Brief 1 >> From the text about designing graphics for daily activities, list every software product or website it names.
Brief 2 >> Please continue the text about designing graphics for daily activities, starting after its last sentence.

Extract provided >>
"""

Although I thought the graphics would do a good job of representing the tasks, they were also abstractions which could be misinterpreted without additional context. To give context to the graphics and use up some of the whitespace at the same time, I gave each block a head and a footer. The header would have the name of the activity and the footer would show how much time I spent on it.

Creating a graphic to represent email was pretty simple. The @ symbol is inextricably linked with email, so it was an obvious choice. Less obvious were the colors. Looking at the icons for most email software, I noticed that most of them were shades of blue and white, so this helped me decide on the colors for the email graphic.

The graphic for the team meeting was also pretty easy to create. Out of necessity for social distancing, we got in the habit of meeting virtually during the pandemic, and when the restrictions on meeting physically were lifted, we continued meeting online. The meeting is a videoconference that takes place in Microsoft Teams which displays attendees as grey rectangles with their initials. This made it easy to decide how to represent the meeting.

The question of how to represent lunch was a bit difficult. There are so many ways of representing food, it was hard to come up with something that seemed original. Pondering graphics used to represent food, meals, or places to eat, I kept thinking about images of knives, forks, and spoons, or of plates surrounded by knives and forks. They seemed too generic and would be hard to consider as “original”. Looking online for inspiration, I saw some representations of lunchboxes, which seemed intriguing, but they all needed to include something to indicate their association with food. For my graphic, I created a simple box with a line and a latch in the middle to indicate that the box had upper and lower halves that could be separated. I added a drawing of an apple to indicate the box’s association with food.

Most of the training I do involves watching videos on Udemy or LinkedIn Learning. Although I rarely watch training videos on YouTube, I felt this would be the video site most people would be familiar with, so I modeled the graphic after the YouTube website. The black box with the white triangle is meant to be the video being watched while the small boxes to the right represent videos suggested by YouTube’s algorithm.

"""

Extracted entries >>
"""

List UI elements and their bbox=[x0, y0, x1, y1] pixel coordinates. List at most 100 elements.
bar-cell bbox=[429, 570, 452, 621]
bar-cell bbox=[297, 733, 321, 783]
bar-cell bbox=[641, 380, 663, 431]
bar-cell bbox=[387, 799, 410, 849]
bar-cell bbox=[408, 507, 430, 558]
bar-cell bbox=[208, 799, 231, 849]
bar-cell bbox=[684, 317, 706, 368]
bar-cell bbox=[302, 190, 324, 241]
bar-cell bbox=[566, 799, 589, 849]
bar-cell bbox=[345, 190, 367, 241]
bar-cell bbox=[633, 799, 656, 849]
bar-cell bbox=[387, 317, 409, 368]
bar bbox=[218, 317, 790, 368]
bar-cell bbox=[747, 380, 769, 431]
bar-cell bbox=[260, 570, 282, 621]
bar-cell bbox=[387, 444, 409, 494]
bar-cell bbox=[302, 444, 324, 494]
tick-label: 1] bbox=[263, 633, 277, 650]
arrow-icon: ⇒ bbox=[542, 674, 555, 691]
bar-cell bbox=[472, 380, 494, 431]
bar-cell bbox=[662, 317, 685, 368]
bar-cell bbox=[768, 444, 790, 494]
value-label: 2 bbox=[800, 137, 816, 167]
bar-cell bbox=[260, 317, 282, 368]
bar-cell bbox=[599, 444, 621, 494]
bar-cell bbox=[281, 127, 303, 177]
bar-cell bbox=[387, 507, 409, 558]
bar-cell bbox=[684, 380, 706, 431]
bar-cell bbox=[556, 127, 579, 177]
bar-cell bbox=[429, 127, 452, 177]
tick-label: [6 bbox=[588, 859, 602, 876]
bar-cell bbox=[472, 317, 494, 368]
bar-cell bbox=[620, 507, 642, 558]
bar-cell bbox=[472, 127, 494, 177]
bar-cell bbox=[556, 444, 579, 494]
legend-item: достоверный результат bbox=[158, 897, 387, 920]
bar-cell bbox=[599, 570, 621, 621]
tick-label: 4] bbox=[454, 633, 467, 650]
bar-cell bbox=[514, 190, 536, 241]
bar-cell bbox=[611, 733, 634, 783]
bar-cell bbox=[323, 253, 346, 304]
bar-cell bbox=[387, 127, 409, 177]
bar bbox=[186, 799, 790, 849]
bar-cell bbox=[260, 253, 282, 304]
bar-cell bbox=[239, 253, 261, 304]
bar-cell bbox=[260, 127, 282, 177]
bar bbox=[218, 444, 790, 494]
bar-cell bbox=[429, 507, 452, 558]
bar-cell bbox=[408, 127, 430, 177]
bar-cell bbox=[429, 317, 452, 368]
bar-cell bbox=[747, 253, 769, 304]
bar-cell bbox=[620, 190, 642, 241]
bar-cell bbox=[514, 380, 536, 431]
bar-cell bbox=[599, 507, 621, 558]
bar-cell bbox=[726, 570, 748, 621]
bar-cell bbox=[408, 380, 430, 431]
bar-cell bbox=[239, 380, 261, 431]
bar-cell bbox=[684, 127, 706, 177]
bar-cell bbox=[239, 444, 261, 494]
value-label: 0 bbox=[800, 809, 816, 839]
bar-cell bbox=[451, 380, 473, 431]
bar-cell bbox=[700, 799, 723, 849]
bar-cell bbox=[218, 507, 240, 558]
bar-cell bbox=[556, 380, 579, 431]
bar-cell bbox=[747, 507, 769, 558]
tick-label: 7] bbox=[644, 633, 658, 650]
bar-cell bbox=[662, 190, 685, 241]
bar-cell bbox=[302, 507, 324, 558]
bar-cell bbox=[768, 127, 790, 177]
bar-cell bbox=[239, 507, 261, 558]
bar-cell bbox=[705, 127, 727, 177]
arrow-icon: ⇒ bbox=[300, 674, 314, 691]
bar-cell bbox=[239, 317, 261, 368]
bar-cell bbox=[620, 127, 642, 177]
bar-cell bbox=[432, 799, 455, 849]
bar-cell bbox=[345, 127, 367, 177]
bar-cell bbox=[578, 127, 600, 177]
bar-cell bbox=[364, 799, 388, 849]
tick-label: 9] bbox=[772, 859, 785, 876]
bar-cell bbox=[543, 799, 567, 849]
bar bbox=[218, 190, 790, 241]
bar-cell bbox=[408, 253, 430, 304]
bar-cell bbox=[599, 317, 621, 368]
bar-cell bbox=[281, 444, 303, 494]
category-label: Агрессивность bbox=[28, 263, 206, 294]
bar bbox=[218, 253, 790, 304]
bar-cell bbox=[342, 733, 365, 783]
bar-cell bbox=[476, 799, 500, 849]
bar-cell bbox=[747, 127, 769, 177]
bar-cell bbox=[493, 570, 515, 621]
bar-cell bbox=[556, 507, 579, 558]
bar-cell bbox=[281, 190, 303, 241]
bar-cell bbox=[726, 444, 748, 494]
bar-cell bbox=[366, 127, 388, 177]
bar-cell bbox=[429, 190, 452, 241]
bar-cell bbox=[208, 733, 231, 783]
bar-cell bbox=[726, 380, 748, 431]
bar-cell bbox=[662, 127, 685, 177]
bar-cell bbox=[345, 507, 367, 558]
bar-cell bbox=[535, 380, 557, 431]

"""

Answer section 1 >> Microsoft Teams, Udemy, LinkedIn Learning, YouTube

Answer section 2 >>
Creating the graphics for reviewing tickets and visiting offices took some thought. For reviewing tickets, my first thought was to create a small version of ServiceNow, but I dismissed this since it seemed too literal. Similarly, for office visits, I thought about drawing an office door, but this seemed too abstract since it didn’t indicate what I do when visiting people’s offices.

Thinking about movie tickets or concert tickets, I decided to create an image of a ticket to represent the ServiceNow tickets I work on throughout the day. Red is a common color to indicate problems, but I added the word HELP! to symbolize that each ticket is a person asking for help with a technology problem.

When visiting offices, I’m normally working on a ticket, so using that graphic was a good starting point for this image. During most office visits I’m able to solve the problem and close the ticket, so I used a green checkmark in a box to indicate the ticket was solved. By putting the box and checkmark askew, and covering the ticket underneath, I wanted to convey that there was a problem but that it was now solved.

The assignment also had students create utility statements for their posters, explaining the audience, and what they might understand from viewing them. The hypothetical audience for my poster would be students at a job fair, who were looking at different employers and considering different careers. Computer support is sort of a hidden profession since most people don’t think about it until they need help. This leads to some misconceptions such as all we do is talk to people on the phone. With the poster, I hoped to give students a better idea about what we do, and encourage them to ask questions to find out more.